Text block →
The most fulfilling dreams are always built on longterm planning. If you really wish to achieve something spectacular, you need to work your ass off. You need discipline, determination and dedication. This year marks five years since we finished our first marathons in Valletta and Athens respectively. That, in fact, were our first races ever. A year earlier I myself could hardly have run three km in a single set, much less a Swedish mile (10 km). 2013 has seen Jakob & Jakob complete, together and separately, six (!) races with a seventh and final one to go in New York in November. As you know, next year’s big event will hopefully be the Ultra Trail du Mont Blanc, the classic and most famous European ultra where the competitors run around the Mont Blanc massif, starting in Chamonix and circling around the mountain counter-clockwise via Italy and Switzerland before returning to France. But in order to be eligible for the lottery to participate, you need seven qualification points. We were in possession of six points and meant to win our final point in France.

Exercises to complete →
1. According to the running post, how many qualification points are needed to enter the lottery for the Ultra Trail du Mont Blanc?
2. Please carry on the running post, starting right after its last sentence.

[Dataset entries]

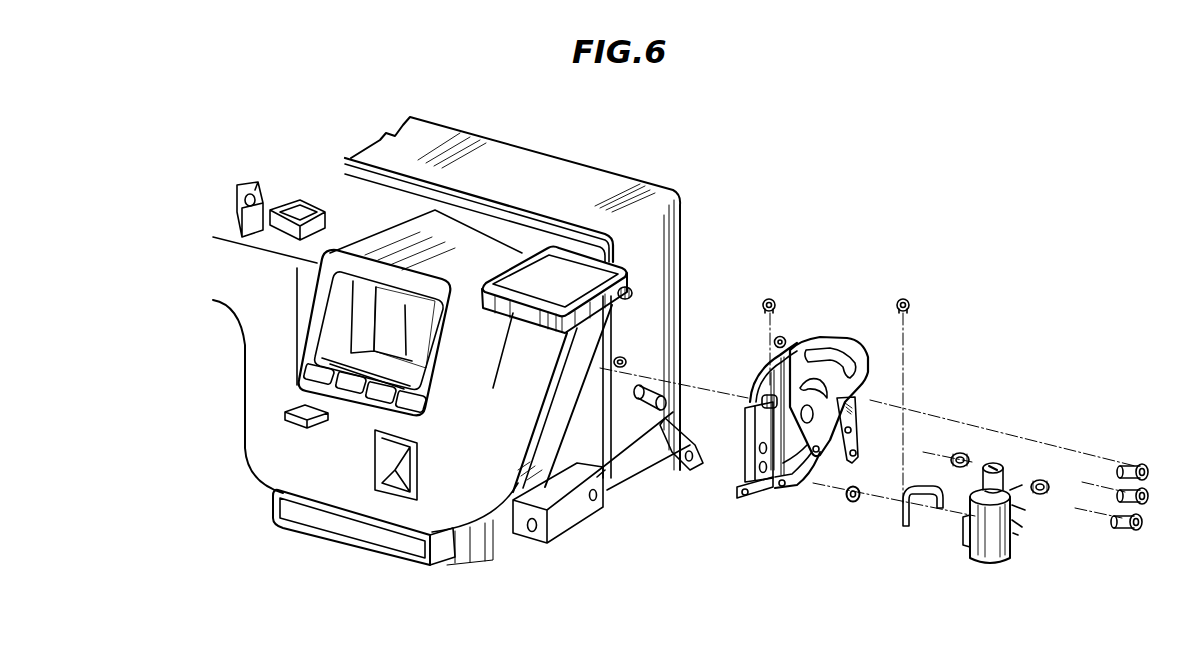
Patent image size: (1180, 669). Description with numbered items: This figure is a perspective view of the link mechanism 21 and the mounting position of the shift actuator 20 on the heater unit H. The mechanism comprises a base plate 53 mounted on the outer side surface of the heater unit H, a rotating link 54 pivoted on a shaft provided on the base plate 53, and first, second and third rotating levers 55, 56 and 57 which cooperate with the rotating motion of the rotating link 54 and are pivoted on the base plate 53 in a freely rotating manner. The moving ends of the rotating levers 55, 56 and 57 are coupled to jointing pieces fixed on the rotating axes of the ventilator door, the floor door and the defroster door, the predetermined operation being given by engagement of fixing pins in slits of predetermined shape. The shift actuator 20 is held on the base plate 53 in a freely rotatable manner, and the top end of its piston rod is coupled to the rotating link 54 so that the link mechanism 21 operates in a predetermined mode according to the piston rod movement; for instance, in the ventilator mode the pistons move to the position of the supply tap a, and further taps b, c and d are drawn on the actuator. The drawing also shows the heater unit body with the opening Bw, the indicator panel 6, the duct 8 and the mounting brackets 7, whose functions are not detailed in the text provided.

The heater unit H is at (581, 175).
The display window Bw is at (419, 308).
The indicator panel 6 is at (413, 344).
The duct 8 is at (539, 302).
The mounting brackets 7 is at (377, 540).
The base plate 53 is at (755, 432).
The rotating link 54 is at (775, 375).
The first rotating lever 55 is at (782, 337).
The link mechanism 21 is at (826, 345).
The second rotating lever 56 is at (855, 450).
The third rotating lever 57 is at (767, 488).
The shift actuator 20 is at (1000, 467).
The supply tap a is at (1018, 535).
The lead wire b is at (1022, 527).
The lead wire c is at (1025, 510).
The lead wire d is at (1018, 488).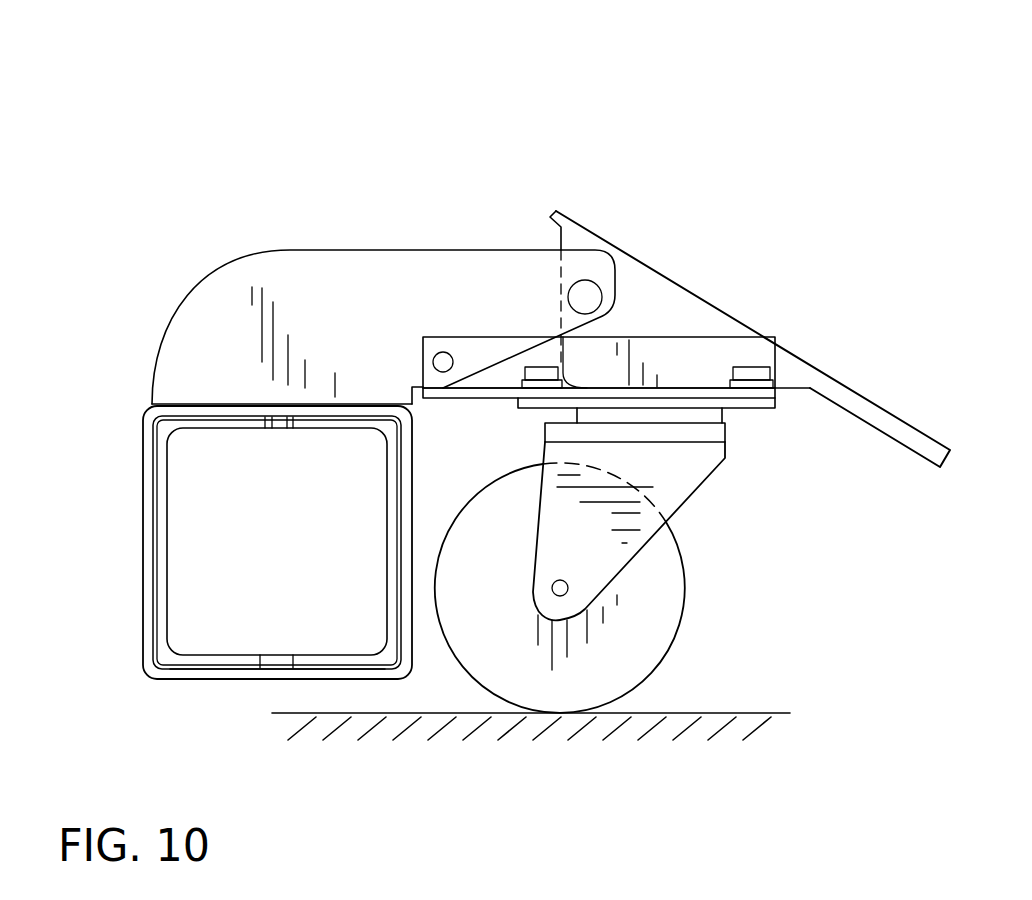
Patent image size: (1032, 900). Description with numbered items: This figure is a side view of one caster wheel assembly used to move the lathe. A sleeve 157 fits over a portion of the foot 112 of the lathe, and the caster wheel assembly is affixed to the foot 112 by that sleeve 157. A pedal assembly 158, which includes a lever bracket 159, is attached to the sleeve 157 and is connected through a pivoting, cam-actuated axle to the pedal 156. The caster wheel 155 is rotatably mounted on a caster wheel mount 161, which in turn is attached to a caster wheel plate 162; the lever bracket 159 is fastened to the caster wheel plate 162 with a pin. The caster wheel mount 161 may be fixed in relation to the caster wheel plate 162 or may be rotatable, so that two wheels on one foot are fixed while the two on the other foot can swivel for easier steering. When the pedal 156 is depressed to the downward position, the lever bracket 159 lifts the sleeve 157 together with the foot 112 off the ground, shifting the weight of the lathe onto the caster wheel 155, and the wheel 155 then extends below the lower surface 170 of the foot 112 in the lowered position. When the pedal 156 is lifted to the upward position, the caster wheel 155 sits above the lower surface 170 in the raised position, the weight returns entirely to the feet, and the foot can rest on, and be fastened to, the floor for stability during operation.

The pedal assembly 158 is at (675, 84).
The lever bracket 159 is at (208, 302).
The pedal 156 is at (637, 278).
The caster wheel plate 162 is at (698, 348).
The caster wheel mount 161 is at (683, 473).
The caster wheel 155 is at (662, 617).
The sleeve 157 is at (147, 561).
The foot 112 is at (165, 630).
The lower surface 170 is at (223, 670).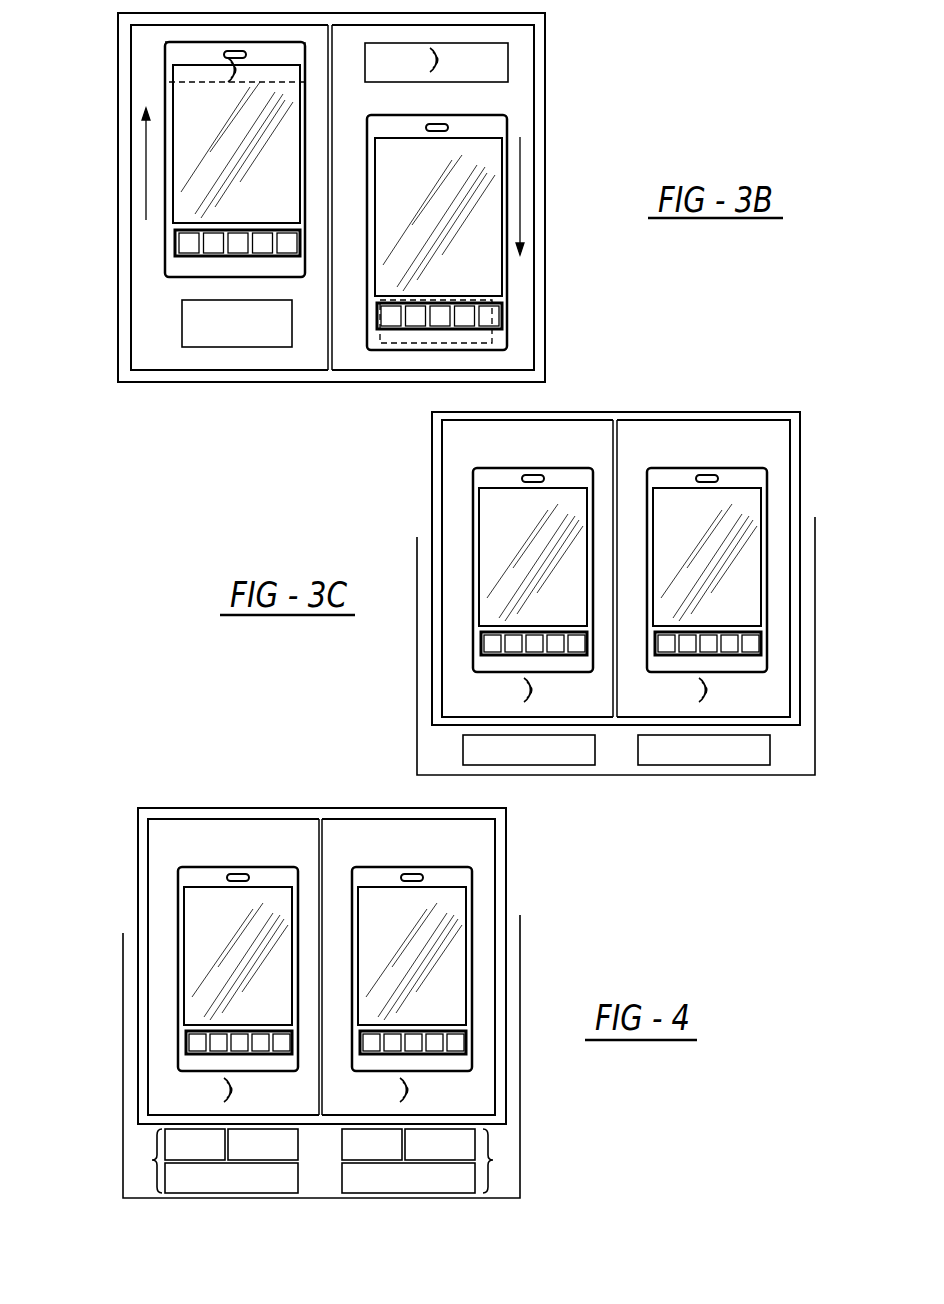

Answer set →
1. Seven qualification points.

2.
Cousin Dot (Bodka) and Mr Bocuse with their delightful daughters.
So it was that I found myself with Jakob and dad in a rented Mitsubishi heading north along the E25 towards Lausanne, Switzerland. After a lovely lunch with our friends the ballet dancer and her husband – nicknamed Gruyère – we drove away towards France once again and later that evening found ourselves in Leynes, a lovely little French hamlet in Bourgogne, where my cousin Dot, her friendly husband – let us call him Bocuse – and their delightful baby daughters live. Jakob knows the area well since he spent a couple of weeks here last summer in order to help with the region’s annual Vendange (the harvesting of wine grapes). Rumour has it that he managed to charm the only two girls in the local pub despite having the severe disadvantage of not speaking their native tongue. Figuratively speaking, of course. Literally, he managed their native tongues very well. Or so the rumour goes.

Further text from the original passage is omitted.